DATA TO USE:
▼▼▼

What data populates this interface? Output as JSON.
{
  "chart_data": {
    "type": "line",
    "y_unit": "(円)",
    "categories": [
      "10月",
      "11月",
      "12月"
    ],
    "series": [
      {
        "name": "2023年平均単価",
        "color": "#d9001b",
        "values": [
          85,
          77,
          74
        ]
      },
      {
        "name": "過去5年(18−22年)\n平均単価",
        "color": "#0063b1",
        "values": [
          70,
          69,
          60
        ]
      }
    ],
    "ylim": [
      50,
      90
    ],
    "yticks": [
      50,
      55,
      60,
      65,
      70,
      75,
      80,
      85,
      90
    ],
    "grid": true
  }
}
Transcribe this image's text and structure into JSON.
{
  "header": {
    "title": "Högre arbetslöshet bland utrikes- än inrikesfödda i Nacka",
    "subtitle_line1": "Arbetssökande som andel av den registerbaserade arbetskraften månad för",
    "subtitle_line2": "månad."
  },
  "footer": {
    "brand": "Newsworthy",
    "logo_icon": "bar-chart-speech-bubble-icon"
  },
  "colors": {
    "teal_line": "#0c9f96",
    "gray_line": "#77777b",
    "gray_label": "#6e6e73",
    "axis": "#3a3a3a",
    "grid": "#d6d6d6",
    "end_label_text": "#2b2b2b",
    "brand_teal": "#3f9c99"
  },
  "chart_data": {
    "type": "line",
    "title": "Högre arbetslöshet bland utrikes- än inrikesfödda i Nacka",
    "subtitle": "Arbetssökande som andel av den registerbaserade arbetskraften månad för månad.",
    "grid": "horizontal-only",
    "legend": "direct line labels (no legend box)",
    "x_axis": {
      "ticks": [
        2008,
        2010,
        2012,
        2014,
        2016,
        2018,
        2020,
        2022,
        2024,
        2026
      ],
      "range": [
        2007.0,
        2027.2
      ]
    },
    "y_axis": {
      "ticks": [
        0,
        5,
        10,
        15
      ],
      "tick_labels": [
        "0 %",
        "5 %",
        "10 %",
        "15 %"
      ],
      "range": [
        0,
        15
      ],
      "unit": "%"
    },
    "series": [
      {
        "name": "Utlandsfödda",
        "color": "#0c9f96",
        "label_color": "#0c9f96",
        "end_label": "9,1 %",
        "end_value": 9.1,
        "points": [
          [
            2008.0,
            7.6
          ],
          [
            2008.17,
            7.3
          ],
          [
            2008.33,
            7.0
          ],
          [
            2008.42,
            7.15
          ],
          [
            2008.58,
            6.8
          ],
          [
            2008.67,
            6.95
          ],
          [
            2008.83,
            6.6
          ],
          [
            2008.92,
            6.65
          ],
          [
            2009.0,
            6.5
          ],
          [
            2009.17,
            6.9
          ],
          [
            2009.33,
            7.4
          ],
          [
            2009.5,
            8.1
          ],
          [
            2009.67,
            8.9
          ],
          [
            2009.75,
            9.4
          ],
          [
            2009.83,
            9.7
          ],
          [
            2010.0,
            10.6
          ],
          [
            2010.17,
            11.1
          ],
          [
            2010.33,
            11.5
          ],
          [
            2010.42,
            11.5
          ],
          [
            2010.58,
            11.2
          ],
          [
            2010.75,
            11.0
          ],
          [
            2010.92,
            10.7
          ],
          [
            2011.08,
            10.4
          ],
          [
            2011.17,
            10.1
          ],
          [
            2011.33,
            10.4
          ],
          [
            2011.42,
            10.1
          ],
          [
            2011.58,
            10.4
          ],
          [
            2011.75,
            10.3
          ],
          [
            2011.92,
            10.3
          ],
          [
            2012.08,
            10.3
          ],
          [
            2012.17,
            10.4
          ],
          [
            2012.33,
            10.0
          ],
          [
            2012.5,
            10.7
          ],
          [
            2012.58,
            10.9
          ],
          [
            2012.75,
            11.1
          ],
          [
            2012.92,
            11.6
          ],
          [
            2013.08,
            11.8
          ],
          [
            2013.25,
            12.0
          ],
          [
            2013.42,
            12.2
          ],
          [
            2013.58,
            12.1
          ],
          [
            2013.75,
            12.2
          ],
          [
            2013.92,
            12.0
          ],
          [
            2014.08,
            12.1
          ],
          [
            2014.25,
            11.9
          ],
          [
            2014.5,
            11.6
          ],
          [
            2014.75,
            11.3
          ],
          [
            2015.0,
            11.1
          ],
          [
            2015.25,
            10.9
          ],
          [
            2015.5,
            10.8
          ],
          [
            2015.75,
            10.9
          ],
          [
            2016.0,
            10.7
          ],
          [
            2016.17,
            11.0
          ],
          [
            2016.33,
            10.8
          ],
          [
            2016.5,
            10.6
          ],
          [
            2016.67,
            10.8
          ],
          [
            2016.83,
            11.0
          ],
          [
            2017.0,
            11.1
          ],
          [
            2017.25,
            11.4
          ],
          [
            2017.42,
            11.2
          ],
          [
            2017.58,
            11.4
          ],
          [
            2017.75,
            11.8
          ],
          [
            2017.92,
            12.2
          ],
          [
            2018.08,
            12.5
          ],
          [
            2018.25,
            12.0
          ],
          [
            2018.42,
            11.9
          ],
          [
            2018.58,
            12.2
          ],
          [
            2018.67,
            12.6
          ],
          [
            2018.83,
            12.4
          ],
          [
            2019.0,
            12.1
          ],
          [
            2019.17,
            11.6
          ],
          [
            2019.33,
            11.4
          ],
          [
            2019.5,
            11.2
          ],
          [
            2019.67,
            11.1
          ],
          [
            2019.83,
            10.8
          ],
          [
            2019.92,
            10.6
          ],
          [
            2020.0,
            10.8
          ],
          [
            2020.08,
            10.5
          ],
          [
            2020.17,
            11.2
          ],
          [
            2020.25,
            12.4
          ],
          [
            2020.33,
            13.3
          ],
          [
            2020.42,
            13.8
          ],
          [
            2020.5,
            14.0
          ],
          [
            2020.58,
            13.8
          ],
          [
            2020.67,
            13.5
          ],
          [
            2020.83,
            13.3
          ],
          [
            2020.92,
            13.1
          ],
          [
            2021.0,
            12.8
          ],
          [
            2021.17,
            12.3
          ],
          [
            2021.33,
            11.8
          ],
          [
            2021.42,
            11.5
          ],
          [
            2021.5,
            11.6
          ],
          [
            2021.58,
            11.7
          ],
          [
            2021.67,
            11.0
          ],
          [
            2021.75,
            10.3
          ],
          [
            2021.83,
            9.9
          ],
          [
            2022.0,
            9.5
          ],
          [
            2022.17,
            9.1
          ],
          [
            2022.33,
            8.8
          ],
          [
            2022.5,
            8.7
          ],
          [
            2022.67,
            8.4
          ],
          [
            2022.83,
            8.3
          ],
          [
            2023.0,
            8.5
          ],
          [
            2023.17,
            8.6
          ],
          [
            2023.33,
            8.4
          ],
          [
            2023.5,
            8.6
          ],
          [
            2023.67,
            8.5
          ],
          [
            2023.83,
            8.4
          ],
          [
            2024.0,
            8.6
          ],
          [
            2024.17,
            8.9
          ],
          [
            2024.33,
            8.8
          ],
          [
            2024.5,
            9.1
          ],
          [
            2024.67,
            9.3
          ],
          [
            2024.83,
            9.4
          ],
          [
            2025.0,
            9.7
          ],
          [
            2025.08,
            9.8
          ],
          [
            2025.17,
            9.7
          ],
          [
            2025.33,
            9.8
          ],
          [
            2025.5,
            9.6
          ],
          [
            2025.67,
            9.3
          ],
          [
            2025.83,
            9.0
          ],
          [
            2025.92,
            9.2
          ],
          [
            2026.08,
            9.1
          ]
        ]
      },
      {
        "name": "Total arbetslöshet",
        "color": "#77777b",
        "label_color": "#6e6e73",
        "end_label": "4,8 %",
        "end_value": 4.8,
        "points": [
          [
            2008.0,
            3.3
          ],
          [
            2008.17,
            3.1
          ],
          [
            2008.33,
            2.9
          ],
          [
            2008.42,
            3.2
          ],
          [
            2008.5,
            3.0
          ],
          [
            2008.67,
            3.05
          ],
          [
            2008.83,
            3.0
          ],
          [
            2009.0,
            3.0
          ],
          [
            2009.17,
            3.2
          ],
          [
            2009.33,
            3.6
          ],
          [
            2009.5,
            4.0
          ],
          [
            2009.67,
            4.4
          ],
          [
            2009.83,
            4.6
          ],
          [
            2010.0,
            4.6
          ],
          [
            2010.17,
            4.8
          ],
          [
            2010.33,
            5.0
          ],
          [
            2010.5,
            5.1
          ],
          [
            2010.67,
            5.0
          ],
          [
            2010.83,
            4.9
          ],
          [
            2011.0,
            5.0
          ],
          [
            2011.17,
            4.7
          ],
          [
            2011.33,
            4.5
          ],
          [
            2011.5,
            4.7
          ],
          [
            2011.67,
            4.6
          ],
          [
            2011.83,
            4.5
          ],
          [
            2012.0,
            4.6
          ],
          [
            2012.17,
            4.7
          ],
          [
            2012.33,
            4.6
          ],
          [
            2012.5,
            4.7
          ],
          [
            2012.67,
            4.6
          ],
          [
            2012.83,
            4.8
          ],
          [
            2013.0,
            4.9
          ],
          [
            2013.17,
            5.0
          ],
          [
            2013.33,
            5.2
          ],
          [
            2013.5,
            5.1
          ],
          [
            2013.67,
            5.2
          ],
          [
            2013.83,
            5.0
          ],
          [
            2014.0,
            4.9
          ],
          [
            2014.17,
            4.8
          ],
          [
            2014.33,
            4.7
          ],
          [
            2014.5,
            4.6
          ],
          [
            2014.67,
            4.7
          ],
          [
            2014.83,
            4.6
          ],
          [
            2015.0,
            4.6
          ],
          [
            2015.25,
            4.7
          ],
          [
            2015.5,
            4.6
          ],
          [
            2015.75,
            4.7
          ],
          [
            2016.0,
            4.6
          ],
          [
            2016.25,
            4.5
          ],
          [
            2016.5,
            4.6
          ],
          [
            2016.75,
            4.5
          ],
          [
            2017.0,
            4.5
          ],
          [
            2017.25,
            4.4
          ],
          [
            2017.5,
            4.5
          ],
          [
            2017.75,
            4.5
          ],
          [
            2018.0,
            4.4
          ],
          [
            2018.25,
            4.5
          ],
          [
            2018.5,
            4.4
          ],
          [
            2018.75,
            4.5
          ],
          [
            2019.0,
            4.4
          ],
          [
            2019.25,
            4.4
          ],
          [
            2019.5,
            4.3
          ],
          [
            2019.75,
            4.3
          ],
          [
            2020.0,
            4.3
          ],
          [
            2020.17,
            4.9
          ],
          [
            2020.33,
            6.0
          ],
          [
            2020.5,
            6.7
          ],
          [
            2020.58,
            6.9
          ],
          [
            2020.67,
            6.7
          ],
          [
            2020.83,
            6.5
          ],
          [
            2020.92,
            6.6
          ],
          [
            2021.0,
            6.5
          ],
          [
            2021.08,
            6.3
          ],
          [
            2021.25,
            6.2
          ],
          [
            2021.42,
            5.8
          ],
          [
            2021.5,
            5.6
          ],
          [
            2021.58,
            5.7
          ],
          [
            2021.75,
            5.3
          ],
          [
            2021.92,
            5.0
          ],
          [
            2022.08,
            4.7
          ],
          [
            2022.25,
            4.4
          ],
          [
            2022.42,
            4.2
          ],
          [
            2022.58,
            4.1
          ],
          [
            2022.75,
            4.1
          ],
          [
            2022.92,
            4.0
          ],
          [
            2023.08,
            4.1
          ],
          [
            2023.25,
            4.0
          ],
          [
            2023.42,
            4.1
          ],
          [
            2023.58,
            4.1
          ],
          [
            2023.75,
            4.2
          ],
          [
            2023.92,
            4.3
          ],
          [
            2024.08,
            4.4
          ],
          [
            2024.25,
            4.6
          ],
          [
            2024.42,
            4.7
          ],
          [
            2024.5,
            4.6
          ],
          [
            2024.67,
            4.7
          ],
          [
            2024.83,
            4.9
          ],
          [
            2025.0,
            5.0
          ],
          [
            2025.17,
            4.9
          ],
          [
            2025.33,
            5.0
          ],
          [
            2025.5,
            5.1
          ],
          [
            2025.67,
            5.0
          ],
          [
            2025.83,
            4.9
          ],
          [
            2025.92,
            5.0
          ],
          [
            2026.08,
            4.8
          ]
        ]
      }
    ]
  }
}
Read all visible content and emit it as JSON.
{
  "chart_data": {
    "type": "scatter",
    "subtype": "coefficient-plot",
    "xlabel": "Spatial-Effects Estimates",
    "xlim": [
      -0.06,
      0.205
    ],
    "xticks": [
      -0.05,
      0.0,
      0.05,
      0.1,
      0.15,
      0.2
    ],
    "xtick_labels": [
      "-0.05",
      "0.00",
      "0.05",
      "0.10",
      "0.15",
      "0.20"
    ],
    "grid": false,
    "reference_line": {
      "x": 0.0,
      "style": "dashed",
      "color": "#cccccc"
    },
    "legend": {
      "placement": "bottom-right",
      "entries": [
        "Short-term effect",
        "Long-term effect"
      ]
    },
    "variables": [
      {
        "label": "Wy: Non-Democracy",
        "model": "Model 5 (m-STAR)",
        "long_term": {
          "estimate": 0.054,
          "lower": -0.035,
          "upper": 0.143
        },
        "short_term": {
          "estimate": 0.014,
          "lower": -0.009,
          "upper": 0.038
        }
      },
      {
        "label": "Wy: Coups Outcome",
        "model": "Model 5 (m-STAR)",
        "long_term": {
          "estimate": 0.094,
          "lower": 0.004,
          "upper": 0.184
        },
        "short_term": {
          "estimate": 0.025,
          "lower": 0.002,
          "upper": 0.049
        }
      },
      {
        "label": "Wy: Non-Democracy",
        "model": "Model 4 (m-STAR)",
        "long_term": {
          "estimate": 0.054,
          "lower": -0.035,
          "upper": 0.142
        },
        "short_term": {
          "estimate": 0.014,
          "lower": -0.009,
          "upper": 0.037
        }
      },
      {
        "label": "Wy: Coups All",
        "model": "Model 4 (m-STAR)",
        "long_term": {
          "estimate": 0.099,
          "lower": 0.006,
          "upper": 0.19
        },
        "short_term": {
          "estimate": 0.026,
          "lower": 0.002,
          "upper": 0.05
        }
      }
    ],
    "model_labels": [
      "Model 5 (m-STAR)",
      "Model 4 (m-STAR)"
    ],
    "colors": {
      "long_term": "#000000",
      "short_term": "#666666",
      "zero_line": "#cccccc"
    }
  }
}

▲▲▲

EXERCISE REQUIREMENTS:
List every line above that contains the word "upper".

ANSWER TO THIS PROBLEM:
          "upper": 0.143
          "upper": 0.038
          "upper": 0.184
          "upper": 0.049
          "upper": 0.142
          "upper": 0.037
          "upper": 0.19
          "upper": 0.05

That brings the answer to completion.